然后，进一步，可以将上述命令写入shell脚本中，以便于脚本化运行	hive任务，并控制、调度众多hive任务，示例如下：
vi t_order_etl.sh
#!/bin/bash
hive -e "select * from db_order.t_order"
hive -e "select * from default.t_user"
hql="create table  default.t_bash as select * from db_order.t_order"
hive -e "$hql"

如果要执行的hql语句特别复杂，那么，可以把hql语句写入一个文件：
vi x.hql
select * from db_order.t_order;
select count(1) from db_order.t_user;

然后，用hive -f /root/x.hql 来执行


5.hive建库建表与数据导入
5.1.建库
hive中有一个默认的库：
库名： default
库目录：hdfs://hdp20-01:9000/user/hive/warehouse

新建库：
create database db_order;
库建好后，在hdfs中会生成一个库目录：
hdfs://hdp20-01:9000/user/hive/warehouse/db_order.db

5.2.建表
5.2.1.基本建表语句
use db_order;
create table t_order(id string,create_time string,amount float,uid string);
表建好后，会在所属的库目录中生成一个表目录
/user/hive/warehouse/db_order.db/t_order
只是，这样建表的话，hive会认为表数据文件中的字段分隔符为 ^A

正确的建表语句为：
create table t_order(id string,create_time string,amount float,uid string)
row format delimited
fields terminated by ',';

这样就指定了，我们的表数据文件中的字段分隔符为 ","
5.2.2.删除表
drop table t_order;
删除表的效果是：
hive会从元数据库中清除关于这个表的信息；
hive还会从hdfs中删除这个表的表目录；

5.2.3.内部表与外部表
内部表(MANAGED_TABLE)：表目录按照hive的规范来部署，位于hive的仓库目录/user/hive/warehouse中

外部表(EXTERNAL_TABLE)：表目录由建表用户自己指定
create external table t_access(ip string,url string,access_time string)

**待办任务:**
请从上面这段Hive教程中摘录一段，起点是含有“5.2.3.内部表与外部表”的那句话，终点是“string,url string,access_time string)”，中间内容一字不改地照抄。

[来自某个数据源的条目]
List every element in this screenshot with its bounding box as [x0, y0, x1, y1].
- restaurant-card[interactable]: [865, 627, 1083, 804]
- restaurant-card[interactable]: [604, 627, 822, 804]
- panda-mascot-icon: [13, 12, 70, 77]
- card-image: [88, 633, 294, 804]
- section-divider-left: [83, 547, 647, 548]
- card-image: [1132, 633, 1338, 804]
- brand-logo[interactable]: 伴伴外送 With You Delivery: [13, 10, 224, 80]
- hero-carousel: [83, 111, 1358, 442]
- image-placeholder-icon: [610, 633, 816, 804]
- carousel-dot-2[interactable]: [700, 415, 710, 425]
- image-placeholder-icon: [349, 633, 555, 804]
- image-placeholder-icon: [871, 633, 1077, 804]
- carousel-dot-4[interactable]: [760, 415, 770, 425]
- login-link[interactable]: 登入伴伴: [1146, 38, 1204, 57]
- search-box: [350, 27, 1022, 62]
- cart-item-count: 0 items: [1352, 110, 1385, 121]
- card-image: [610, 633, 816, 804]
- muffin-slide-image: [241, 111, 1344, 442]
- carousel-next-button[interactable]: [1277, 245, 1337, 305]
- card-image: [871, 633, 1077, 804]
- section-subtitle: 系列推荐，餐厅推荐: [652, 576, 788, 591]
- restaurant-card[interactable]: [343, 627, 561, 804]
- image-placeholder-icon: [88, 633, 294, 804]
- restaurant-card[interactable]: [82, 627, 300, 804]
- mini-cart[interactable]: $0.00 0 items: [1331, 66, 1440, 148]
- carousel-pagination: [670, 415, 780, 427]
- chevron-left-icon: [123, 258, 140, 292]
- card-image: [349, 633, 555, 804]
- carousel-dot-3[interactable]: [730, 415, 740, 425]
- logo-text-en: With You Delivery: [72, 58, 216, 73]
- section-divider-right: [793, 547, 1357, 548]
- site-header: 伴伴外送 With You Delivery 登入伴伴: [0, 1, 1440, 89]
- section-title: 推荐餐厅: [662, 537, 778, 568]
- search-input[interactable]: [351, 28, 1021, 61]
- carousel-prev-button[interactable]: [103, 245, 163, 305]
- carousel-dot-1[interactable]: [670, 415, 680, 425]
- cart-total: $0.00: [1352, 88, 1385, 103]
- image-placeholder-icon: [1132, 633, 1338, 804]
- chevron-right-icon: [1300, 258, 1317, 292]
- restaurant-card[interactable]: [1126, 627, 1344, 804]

**完成的练习:**
5.2.3.内部表与外部表
内部表(MANAGED_TABLE)：表目录按照hive的规范来部署，位于hive的仓库目录/user/hive/warehouse中

外部表(EXTERNAL_TABLE)：表目录由建表用户自己指定
create external table t_access(ip string,url string,access_time string)